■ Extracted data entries
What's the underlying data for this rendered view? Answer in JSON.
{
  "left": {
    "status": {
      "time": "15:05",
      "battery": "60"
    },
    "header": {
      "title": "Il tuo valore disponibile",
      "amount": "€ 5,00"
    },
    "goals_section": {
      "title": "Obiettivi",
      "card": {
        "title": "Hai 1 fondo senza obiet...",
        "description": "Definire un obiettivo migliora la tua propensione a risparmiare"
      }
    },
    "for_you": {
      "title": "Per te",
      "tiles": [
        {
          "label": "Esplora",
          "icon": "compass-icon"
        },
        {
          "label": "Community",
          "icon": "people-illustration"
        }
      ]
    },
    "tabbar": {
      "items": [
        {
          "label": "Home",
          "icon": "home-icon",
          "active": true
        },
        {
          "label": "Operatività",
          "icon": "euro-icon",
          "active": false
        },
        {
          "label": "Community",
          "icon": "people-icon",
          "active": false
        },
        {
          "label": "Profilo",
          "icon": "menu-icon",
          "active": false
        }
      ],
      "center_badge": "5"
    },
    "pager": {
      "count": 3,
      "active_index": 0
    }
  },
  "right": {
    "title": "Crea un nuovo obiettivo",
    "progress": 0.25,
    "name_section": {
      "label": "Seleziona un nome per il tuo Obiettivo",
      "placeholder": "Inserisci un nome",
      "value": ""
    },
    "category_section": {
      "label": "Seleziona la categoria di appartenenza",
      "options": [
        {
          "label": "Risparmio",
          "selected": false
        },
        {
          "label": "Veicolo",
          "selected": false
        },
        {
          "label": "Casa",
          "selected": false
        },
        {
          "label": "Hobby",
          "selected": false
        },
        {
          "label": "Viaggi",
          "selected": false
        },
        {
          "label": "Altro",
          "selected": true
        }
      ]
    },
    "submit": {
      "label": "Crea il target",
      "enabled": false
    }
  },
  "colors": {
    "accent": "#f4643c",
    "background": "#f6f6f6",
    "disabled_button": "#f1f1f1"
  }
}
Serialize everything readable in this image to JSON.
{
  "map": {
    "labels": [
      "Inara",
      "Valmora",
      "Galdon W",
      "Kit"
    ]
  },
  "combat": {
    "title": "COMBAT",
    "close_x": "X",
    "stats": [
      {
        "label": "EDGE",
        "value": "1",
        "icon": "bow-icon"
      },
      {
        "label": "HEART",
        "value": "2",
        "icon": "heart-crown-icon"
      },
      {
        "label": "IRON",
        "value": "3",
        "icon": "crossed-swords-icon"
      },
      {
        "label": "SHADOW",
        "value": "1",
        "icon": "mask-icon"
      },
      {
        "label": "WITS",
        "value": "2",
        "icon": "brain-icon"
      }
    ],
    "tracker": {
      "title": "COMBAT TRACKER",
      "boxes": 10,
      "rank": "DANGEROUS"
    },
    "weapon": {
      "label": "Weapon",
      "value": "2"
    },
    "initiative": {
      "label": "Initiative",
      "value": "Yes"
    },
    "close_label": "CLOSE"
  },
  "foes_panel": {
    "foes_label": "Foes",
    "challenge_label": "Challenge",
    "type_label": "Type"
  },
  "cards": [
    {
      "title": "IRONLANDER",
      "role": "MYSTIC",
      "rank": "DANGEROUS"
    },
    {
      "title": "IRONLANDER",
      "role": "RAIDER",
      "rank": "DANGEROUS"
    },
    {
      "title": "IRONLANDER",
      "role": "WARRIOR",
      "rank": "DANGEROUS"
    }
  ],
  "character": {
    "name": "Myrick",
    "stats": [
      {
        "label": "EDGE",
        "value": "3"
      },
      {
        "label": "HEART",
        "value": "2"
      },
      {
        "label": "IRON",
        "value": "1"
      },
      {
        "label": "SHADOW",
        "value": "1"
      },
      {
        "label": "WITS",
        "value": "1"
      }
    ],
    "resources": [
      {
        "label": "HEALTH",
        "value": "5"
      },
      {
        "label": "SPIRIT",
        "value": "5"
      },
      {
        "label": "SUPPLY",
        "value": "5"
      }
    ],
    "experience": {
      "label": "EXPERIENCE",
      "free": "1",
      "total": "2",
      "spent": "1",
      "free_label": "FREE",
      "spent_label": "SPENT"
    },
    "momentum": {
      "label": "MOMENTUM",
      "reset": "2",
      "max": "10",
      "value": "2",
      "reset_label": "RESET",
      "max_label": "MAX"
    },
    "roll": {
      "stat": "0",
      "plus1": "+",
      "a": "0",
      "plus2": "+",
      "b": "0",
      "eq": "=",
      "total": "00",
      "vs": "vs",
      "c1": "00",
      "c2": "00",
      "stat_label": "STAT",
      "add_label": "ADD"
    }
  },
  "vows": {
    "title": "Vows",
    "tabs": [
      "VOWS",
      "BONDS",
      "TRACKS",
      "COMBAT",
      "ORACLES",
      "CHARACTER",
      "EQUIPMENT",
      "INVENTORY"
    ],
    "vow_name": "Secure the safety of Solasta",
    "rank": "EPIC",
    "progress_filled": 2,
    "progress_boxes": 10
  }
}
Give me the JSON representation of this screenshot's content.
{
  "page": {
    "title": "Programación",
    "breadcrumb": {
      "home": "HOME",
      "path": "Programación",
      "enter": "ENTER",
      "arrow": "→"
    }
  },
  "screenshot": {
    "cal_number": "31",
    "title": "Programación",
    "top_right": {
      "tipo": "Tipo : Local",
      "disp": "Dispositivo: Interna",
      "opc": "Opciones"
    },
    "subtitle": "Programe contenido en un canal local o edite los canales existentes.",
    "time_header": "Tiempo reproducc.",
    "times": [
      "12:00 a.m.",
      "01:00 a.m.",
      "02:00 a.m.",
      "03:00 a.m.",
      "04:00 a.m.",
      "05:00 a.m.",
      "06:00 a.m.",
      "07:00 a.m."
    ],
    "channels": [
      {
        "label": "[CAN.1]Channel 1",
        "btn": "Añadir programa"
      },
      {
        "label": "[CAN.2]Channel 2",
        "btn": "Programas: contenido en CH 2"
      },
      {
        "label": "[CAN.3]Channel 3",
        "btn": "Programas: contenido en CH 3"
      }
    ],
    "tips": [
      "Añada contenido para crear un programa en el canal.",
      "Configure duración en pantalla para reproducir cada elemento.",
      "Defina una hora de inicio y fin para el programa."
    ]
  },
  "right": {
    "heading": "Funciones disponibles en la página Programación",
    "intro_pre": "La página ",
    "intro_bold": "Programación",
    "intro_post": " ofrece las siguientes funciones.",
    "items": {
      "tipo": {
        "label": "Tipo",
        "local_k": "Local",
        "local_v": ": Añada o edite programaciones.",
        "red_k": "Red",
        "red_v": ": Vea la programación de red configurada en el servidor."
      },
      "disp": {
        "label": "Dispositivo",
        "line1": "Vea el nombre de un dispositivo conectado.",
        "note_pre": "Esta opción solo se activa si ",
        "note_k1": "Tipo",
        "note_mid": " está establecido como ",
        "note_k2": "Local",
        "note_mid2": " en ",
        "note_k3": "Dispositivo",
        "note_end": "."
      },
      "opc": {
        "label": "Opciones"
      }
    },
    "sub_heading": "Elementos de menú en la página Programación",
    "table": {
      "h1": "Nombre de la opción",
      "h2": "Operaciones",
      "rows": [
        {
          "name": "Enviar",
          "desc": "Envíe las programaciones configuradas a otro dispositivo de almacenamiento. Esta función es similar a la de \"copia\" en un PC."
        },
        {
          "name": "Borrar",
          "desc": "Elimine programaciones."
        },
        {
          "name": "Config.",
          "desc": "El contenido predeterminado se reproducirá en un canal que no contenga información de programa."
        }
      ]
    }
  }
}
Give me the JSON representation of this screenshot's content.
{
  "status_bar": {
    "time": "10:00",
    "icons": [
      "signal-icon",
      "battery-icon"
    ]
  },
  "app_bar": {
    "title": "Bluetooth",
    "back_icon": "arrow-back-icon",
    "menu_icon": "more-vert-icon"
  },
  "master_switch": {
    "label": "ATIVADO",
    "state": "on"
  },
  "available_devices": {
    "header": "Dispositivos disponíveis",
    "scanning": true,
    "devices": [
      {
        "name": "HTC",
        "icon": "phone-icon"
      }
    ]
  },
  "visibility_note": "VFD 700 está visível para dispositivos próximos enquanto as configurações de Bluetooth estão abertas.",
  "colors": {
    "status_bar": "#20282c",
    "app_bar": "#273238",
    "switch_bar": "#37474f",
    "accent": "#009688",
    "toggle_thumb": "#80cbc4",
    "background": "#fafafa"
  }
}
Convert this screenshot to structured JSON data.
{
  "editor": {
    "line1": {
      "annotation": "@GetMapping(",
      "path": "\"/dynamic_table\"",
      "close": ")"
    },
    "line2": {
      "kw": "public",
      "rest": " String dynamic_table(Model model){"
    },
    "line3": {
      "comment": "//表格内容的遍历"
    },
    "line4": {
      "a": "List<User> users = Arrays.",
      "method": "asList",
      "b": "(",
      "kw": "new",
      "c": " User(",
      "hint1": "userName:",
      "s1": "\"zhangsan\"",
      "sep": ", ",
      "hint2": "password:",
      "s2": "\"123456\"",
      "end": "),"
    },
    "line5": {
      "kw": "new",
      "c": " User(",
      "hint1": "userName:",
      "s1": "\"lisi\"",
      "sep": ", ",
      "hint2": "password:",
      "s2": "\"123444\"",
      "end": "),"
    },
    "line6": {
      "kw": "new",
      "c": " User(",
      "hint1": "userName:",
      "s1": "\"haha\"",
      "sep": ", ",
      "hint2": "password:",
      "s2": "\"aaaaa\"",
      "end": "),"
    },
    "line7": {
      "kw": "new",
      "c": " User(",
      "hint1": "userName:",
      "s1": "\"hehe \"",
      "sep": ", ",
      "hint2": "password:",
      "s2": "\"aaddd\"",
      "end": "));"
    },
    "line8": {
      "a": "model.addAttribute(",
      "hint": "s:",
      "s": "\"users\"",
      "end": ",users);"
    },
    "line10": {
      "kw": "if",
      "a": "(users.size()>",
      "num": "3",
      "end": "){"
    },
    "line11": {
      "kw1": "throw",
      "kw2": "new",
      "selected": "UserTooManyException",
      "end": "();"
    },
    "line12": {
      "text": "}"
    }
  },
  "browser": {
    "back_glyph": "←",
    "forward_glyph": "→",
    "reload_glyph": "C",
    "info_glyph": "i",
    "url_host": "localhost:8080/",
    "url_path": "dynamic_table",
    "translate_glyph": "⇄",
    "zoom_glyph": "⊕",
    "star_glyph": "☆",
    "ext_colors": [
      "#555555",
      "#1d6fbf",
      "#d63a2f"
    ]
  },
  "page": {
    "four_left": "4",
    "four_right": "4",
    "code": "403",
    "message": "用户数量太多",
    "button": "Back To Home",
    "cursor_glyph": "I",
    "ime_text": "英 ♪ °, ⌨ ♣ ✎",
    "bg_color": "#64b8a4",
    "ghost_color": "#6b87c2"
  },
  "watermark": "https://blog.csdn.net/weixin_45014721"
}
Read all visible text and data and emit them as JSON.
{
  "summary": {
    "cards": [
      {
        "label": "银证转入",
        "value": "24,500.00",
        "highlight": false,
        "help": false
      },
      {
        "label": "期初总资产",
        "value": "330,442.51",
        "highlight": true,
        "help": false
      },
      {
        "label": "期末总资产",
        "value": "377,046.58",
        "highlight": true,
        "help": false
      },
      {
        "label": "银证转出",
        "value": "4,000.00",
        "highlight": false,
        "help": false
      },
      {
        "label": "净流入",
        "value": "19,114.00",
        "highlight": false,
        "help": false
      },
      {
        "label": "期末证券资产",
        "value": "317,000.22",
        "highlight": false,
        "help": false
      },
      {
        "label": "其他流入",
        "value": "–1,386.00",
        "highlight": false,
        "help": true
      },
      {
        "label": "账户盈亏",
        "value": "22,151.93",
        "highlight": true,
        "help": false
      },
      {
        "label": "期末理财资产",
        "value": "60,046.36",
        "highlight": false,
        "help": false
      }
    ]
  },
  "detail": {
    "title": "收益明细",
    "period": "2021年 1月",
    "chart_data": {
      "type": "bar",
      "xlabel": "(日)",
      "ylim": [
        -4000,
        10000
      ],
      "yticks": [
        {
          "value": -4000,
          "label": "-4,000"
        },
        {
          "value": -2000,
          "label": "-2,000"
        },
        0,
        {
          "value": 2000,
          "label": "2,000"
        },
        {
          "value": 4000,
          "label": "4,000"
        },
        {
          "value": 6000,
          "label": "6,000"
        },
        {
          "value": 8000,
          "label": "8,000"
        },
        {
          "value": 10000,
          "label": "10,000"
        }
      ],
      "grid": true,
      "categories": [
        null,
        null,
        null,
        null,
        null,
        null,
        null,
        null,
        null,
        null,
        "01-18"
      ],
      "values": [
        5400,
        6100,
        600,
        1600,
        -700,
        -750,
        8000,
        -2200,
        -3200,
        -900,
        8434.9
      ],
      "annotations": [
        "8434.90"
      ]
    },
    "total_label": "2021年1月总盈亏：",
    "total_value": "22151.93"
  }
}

■ WHAT IS NEEDED
Locate each line containing the string "opción" and show it.

■ ANSWER TO THIS TASK
        "note_pre": "Esta opción solo se activa si ",
      "h1": "Nombre de la opción",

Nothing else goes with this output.